RECORDED INFORMATION:
────────

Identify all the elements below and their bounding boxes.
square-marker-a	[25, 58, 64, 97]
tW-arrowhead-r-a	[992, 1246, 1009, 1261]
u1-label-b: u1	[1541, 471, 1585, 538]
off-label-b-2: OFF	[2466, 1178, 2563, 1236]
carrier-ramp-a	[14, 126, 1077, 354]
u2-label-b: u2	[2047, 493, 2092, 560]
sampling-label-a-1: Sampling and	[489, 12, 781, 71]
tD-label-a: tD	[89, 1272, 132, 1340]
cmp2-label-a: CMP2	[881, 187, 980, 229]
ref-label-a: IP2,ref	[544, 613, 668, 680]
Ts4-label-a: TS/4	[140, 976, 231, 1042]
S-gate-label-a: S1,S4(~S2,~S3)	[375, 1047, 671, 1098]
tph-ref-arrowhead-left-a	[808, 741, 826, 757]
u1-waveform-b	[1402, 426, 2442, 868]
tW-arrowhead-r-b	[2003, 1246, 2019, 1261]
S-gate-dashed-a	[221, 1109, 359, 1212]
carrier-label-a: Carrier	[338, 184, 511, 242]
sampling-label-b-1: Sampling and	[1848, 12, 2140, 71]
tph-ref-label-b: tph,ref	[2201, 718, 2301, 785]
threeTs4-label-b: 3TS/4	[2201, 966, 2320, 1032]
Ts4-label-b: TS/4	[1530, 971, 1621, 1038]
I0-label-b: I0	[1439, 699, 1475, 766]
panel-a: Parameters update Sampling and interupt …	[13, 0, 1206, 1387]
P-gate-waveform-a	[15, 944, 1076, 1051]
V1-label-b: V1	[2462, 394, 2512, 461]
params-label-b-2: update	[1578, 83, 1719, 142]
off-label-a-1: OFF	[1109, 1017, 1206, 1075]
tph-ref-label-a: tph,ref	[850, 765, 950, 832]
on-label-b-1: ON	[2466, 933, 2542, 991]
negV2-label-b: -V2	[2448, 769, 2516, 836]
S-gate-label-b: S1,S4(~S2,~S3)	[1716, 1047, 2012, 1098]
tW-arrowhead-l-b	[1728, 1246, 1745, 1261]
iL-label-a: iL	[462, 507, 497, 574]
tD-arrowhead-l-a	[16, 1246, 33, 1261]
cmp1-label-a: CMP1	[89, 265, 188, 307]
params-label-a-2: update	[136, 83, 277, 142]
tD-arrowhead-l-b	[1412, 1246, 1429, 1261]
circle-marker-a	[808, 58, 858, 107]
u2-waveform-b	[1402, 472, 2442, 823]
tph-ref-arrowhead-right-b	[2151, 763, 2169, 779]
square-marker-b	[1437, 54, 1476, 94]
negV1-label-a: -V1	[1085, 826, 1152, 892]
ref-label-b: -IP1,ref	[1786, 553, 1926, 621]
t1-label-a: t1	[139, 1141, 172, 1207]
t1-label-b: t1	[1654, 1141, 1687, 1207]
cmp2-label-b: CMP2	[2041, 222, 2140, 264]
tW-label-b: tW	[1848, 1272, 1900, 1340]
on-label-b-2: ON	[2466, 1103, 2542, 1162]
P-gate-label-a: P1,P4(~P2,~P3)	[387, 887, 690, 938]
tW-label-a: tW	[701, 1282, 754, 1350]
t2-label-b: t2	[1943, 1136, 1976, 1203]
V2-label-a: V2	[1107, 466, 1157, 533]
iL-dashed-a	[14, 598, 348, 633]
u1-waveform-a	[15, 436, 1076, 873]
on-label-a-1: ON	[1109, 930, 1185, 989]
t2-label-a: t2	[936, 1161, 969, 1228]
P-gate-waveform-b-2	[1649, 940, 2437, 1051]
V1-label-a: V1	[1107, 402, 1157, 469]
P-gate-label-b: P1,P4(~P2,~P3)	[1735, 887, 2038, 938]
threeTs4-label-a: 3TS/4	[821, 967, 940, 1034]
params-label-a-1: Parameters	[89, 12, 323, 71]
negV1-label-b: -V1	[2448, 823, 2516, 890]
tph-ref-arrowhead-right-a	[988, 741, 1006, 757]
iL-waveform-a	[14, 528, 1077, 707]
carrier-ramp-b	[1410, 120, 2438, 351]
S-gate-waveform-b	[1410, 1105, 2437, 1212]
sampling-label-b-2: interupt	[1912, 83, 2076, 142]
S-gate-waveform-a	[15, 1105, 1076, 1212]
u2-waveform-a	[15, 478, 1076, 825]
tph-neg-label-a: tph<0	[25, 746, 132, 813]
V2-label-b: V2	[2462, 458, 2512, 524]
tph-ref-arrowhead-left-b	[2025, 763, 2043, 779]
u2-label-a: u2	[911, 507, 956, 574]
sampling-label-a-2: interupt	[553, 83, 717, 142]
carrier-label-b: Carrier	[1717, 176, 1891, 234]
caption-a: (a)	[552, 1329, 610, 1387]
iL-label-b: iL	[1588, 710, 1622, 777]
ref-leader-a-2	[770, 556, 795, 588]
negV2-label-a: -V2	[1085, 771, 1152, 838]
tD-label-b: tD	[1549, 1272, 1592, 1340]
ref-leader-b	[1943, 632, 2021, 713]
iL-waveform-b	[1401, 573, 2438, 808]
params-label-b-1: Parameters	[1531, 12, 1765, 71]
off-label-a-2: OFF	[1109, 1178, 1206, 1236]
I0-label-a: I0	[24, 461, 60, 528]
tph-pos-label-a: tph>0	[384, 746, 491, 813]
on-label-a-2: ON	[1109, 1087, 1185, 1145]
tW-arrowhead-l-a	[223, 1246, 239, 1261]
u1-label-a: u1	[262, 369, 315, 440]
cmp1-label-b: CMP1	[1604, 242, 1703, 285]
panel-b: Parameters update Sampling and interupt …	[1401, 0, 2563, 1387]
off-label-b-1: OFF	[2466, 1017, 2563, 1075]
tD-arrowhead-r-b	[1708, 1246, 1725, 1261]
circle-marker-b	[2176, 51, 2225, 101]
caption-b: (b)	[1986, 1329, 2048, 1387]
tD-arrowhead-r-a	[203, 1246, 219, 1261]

────────

EXERCISE AIM:
Please edit the listing from its first line up to and including the line with "971, 1621, 1038]": replace "Sampling and" with "Sample and", keep everything else unchanged, and give back only those lines.

FULL ANSWER:
Identify all the elements below and their bounding boxes.
square-marker-a	[25, 58, 64, 97]
tW-arrowhead-r-a	[992, 1246, 1009, 1261]
u1-label-b: u1	[1541, 471, 1585, 538]
off-label-b-2: OFF	[2466, 1178, 2563, 1236]
carrier-ramp-a	[14, 126, 1077, 354]
u2-label-b: u2	[2047, 493, 2092, 560]
sampling-label-a-1: Sample and	[489, 12, 781, 71]
tD-label-a: tD	[89, 1272, 132, 1340]
cmp2-label-a: CMP2	[881, 187, 980, 229]
ref-label-a: IP2,ref	[544, 613, 668, 680]
Ts4-label-a: TS/4	[140, 976, 231, 1042]
S-gate-label-a: S1,S4(~S2,~S3)	[375, 1047, 671, 1098]
tph-ref-arrowhead-left-a	[808, 741, 826, 757]
u1-waveform-b	[1402, 426, 2442, 868]
tW-arrowhead-r-b	[2003, 1246, 2019, 1261]
S-gate-dashed-a	[221, 1109, 359, 1212]
carrier-label-a: Carrier	[338, 184, 511, 242]
sampling-label-b-1: Sample and	[1848, 12, 2140, 71]
tph-ref-label-b: tph,ref	[2201, 718, 2301, 785]
threeTs4-label-b: 3TS/4	[2201, 966, 2320, 1032]
Ts4-label-b: TS/4	[1530, 971, 1621, 1038]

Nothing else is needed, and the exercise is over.